• _Kutipan Halaman_
__________________________________________________

Saya baru pulang dari sebuah meeting di Bandung dengan badan sudah tidak fit karena perjalanan bolak balik Jakarta – Bandung dan juga karena kemarin malam saya kembali mengalami gejala demam berdarah (mungkin trombosit lagi turun drastis). Teman saya menghentikan sebuah taksi Blue Bird yang segera saya tumpangi menuju ke rumah. Jalanan lancar dan sepi, saya mengucap syukur dengan keadaan yang tumben ini.
photo credit: Boris van Hoytema
Sampai di belokan Slipi Jaya, taksi terhenti dan seperti biasa, di kala tempat lain sudah sepi, daerah rumah saya masih terus macet (padahal sudah hampir jam 9 malam). Saya lihat supir taksinya, masih muda, santun, dan sabar. Saya adalah pengguna regular Taksi Blue Bird dan ada beberapa sopir yang minimal mengeluh atau mendecakkan lidah saat bertemu dengan kemacetan, tapi yang ini berbeda. Saya jadi agak tertarik untuk mengajaknya bicara.
“Di sini langganan macet, Pak!”
“Oh… iya mbak… sekarang di Jakarta sudah merata…,” jawabnya sambil tersenyum.
Selanjutnya saya tanya sudah berapa lama bekerja menjadi supir taksi. Dia bilang baru 1 tahun. Sebelumnya ia bekerja membantu usaha orang yang satu kampung dengannya di Padang. Sayang, usahanya mandek dan ia terpaksa di-PHK. Dengan sedikit curhat, dia bilang kalau penghasilannya sebagai supir taksi setiap hari seperti hilang begitu aja. Pas-pasan gitu. Melihat pribadinya yang positive, saya memutuskan untuk memberikan sedikit motivasi.
“Bapak bisa nyetir ini keahlian loh. Kalo orang lain yang nggak bisa nyetir, mungkin setelah di-PHK, luntang lantung nggak ada kejelasan nasib. Bapak beruntung bisa bekerja dengan Blue Bird. Salah satu brand taksi terkemuka. Trus Bapak juga tinggal gratis di mess-nya Blue Bird. Wah, asyik sekali itu!”

__________________________________________________

• _Entri Data_
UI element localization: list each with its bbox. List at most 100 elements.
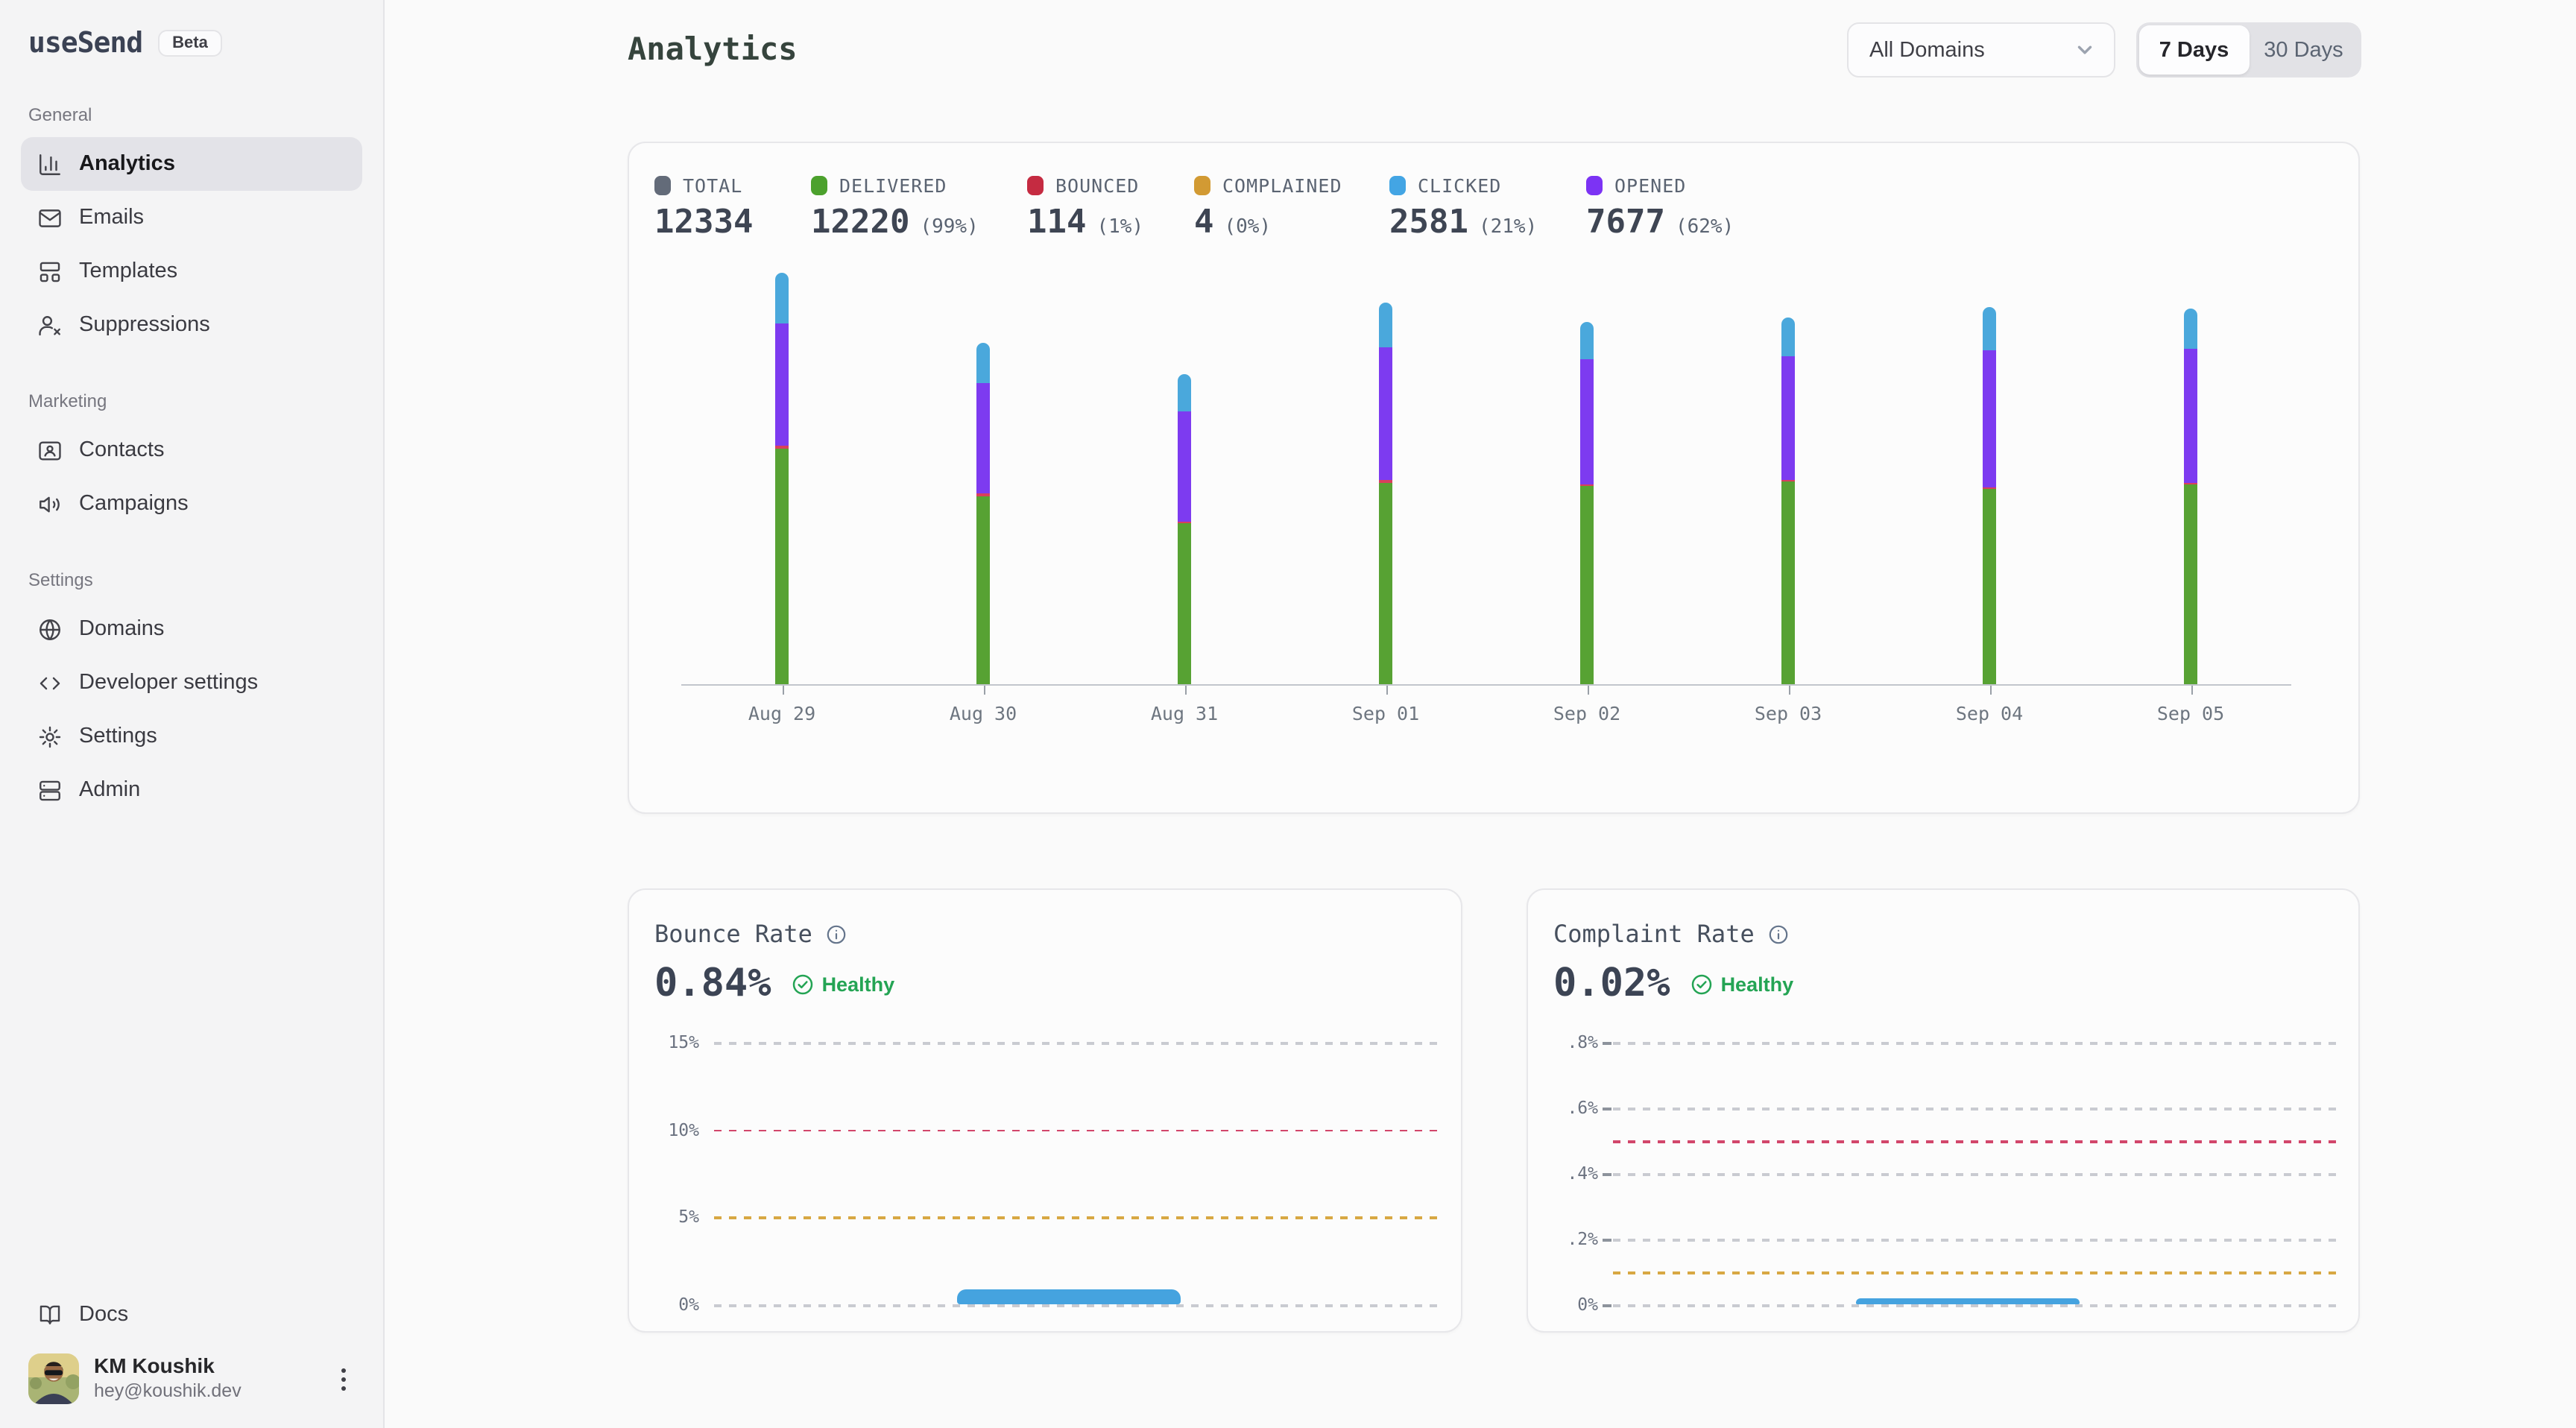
x-axis-tick xyxy=(1386,686,1387,695)
x-axis-tick xyxy=(782,686,783,695)
page-title: Analytics xyxy=(628,31,798,67)
y-axis-label: 0% xyxy=(678,1294,699,1315)
stacked-bar xyxy=(976,343,990,684)
info-icon[interactable] xyxy=(1768,923,1789,944)
stacked-bar xyxy=(1178,373,1191,684)
sidebar-item-label: Templates xyxy=(79,259,178,283)
bar-segment-delivered xyxy=(1379,482,1392,684)
bar-chart-icon xyxy=(40,154,60,174)
app-logo: useSend xyxy=(28,27,143,60)
range-30-days-button[interactable]: 30 Days xyxy=(2249,25,2358,75)
gridline xyxy=(1613,1304,2337,1307)
sidebar-item-label: Analytics xyxy=(79,152,175,176)
bar-segment-opened xyxy=(1983,350,1996,487)
email-volume-chart: Aug 29 Aug 30 Aug 31 Sep 01 Sep 02 Sep 03 Sep … xyxy=(681,267,2291,724)
sidebar-item-label: Contacts xyxy=(79,438,165,462)
user-email: hey@koushik.dev xyxy=(94,1380,242,1401)
stacked-bar xyxy=(1781,317,1795,684)
stat-label: COMPLAINED xyxy=(1222,174,1342,197)
sidebar-item-label: Campaigns xyxy=(79,492,189,516)
bar-segment-opened xyxy=(976,383,990,494)
sidebar-item-campaigns[interactable]: Campaigns xyxy=(21,477,362,531)
bar-segment-opened xyxy=(1580,359,1594,484)
stat-percent: (0%) xyxy=(1224,216,1272,238)
bar-segment-delivered xyxy=(1781,481,1795,684)
bar-segment-opened xyxy=(1178,411,1191,522)
range-7-days-button[interactable]: 7 Days xyxy=(2139,25,2249,75)
sidebar-item-admin[interactable]: Admin xyxy=(21,763,362,817)
threshold-line-red xyxy=(714,1129,1439,1132)
health-status-label: Healthy xyxy=(821,973,895,995)
stat-percent: (62%) xyxy=(1675,216,1734,238)
x-axis-label: Sep 03 xyxy=(1754,702,1822,724)
health-status-label: Healthy xyxy=(1720,973,1794,995)
rate-series-area xyxy=(956,1289,1181,1304)
stat-total: TOTAL 12334 xyxy=(654,174,763,241)
sidebar: useSend Beta General Analytics Emails Te… xyxy=(0,0,385,1428)
user-menu[interactable]: KM Koushik hey@koushik.dev xyxy=(21,1342,362,1413)
bar-segment-clicked xyxy=(1580,321,1594,360)
bounced-dot xyxy=(1027,176,1044,195)
bar-segment-clicked xyxy=(976,343,990,384)
stat-value: 7677 xyxy=(1586,204,1665,241)
x-axis-tick xyxy=(1788,686,1790,695)
stat-percent: (1%) xyxy=(1096,216,1144,238)
total-dot xyxy=(654,176,671,195)
y-axis-tick xyxy=(1603,1108,1611,1110)
y-axis-tick xyxy=(1603,1173,1611,1175)
stat-label: BOUNCED xyxy=(1055,174,1140,197)
sidebar-item-label: Docs xyxy=(79,1303,129,1327)
logo-row: useSend Beta xyxy=(21,27,362,60)
stat-value: 4 xyxy=(1194,204,1214,241)
contact-card-icon xyxy=(39,440,61,460)
opened-dot xyxy=(1586,176,1603,195)
rate-value: 0.02% xyxy=(1553,961,1670,1006)
stacked-bar xyxy=(775,273,789,684)
sidebar-item-docs[interactable]: Docs xyxy=(21,1288,362,1342)
sidebar-item-templates[interactable]: Templates xyxy=(21,244,362,298)
domain-filter-select[interactable]: All Domains xyxy=(1847,22,2115,78)
bar-segment-delivered xyxy=(1580,486,1594,684)
card-title: Complaint Rate xyxy=(1553,920,1755,948)
x-axis-label: Aug 29 xyxy=(748,702,816,724)
stat-percent: (99%) xyxy=(920,216,979,238)
stacked-bar xyxy=(1983,307,1996,684)
sidebar-item-domains[interactable]: Domains xyxy=(21,602,362,656)
bar-segment-clicked xyxy=(1983,307,1996,351)
x-axis-label: Sep 02 xyxy=(1553,702,1621,724)
bar-segment-bounced xyxy=(1379,480,1392,483)
sidebar-item-settings[interactable]: Settings xyxy=(21,710,362,763)
sidebar-item-suppressions[interactable]: Suppressions xyxy=(21,298,362,352)
stat-delivered: DELIVERED 12220 (99%) xyxy=(811,174,979,241)
sidebar-item-emails[interactable]: Emails xyxy=(21,191,362,244)
code-icon xyxy=(40,676,60,689)
bounce-rate-card: Bounce Rate 0.84% Healthy 15% 10% 5% 0% xyxy=(628,888,1462,1333)
gridline xyxy=(1613,1042,2337,1044)
info-icon[interactable] xyxy=(826,923,847,944)
threshold-line-red xyxy=(1613,1140,2337,1143)
sidebar-item-contacts[interactable]: Contacts xyxy=(21,423,362,477)
stat-complained: COMPLAINED 4 (0%) xyxy=(1194,174,1342,241)
y-axis-label: .8% xyxy=(1567,1031,1598,1052)
stat-label: OPENED xyxy=(1614,174,1687,197)
bar-segment-bounced xyxy=(1983,487,1996,489)
bar-segment-delivered xyxy=(775,448,789,684)
check-circle-icon xyxy=(1692,973,1712,994)
y-axis-label: 15% xyxy=(668,1031,699,1052)
stat-value: 2581 xyxy=(1389,204,1468,241)
user-menu-kebab-icon[interactable] xyxy=(331,1362,355,1395)
bar-segment-bounced xyxy=(1781,479,1795,481)
bar-segment-clicked xyxy=(1178,373,1191,412)
gear-icon xyxy=(39,725,61,748)
sidebar-item-analytics[interactable]: Analytics xyxy=(21,137,362,191)
date-range-toggle: 7 Days 30 Days xyxy=(2136,22,2361,78)
sidebar-item-label: Domains xyxy=(79,617,165,641)
bar-segment-opened xyxy=(775,323,789,446)
y-axis-label: .2% xyxy=(1567,1228,1598,1249)
y-axis-label: .6% xyxy=(1567,1097,1598,1118)
y-axis-tick xyxy=(1603,1304,1611,1307)
stat-label: DELIVERED xyxy=(839,174,947,197)
mail-icon xyxy=(39,209,61,227)
sidebar-item-developer-settings[interactable]: Developer settings xyxy=(21,656,362,710)
stat-label: TOTAL xyxy=(683,174,743,197)
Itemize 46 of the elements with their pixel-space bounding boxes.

__________________________________________________

Ambil kembali seluruh kutipan halaman tentang perjalanan naik taksi Blue Bird, kata demi kata tanpa ada yang diubah.

• _Jawaban Tertulis_
Saya baru pulang dari sebuah meeting di Bandung dengan badan sudah tidak fit karena perjalanan bolak balik Jakarta – Bandung dan juga karena kemarin malam saya kembali mengalami gejala demam berdarah (mungkin trombosit lagi turun drastis). Teman saya menghentikan sebuah taksi Blue Bird yang segera saya tumpangi menuju ke rumah. Jalanan lancar dan sepi, saya mengucap syukur dengan keadaan yang tumben ini.
photo credit: Boris van Hoytema
Sampai di belokan Slipi Jaya, taksi terhenti dan seperti biasa, di kala tempat lain sudah sepi, daerah rumah saya masih terus macet (padahal sudah hampir jam 9 malam). Saya lihat supir taksinya, masih muda, santun, dan sabar. Saya adalah pengguna regular Taksi Blue Bird dan ada beberapa sopir yang minimal mengeluh atau mendecakkan lidah saat bertemu dengan kemacetan, tapi yang ini berbeda. Saya jadi agak tertarik untuk mengajaknya bicara.
“Di sini langganan macet, Pak!”
“Oh… iya mbak… sekarang di Jakarta sudah merata…,” jawabnya sambil tersenyum.
Selanjutnya saya tanya sudah berapa lama bekerja menjadi supir taksi. Dia bilang baru 1 tahun. Sebelumnya ia bekerja membantu usaha orang yang satu kampung dengannya di Padang. Sayang, usahanya mandek dan ia terpaksa di-PHK. Dengan sedikit curhat, dia bilang kalau penghasilannya sebagai supir taksi setiap hari seperti hilang begitu aja. Pas-pasan gitu. Melihat pribadinya yang positive, saya memutuskan untuk memberikan sedikit motivasi.
“Bapak bisa nyetir ini keahlian loh. Kalo orang lain yang nggak bisa nyetir, mungkin setelah di-PHK, luntang lantung nggak ada kejelasan nasib. Bapak beruntung bisa bekerja dengan Blue Bird. Salah satu brand taksi terkemuka. Trus Bapak juga tinggal gratis di mess-nya Blue Bird. Wah, asyik sekali itu!”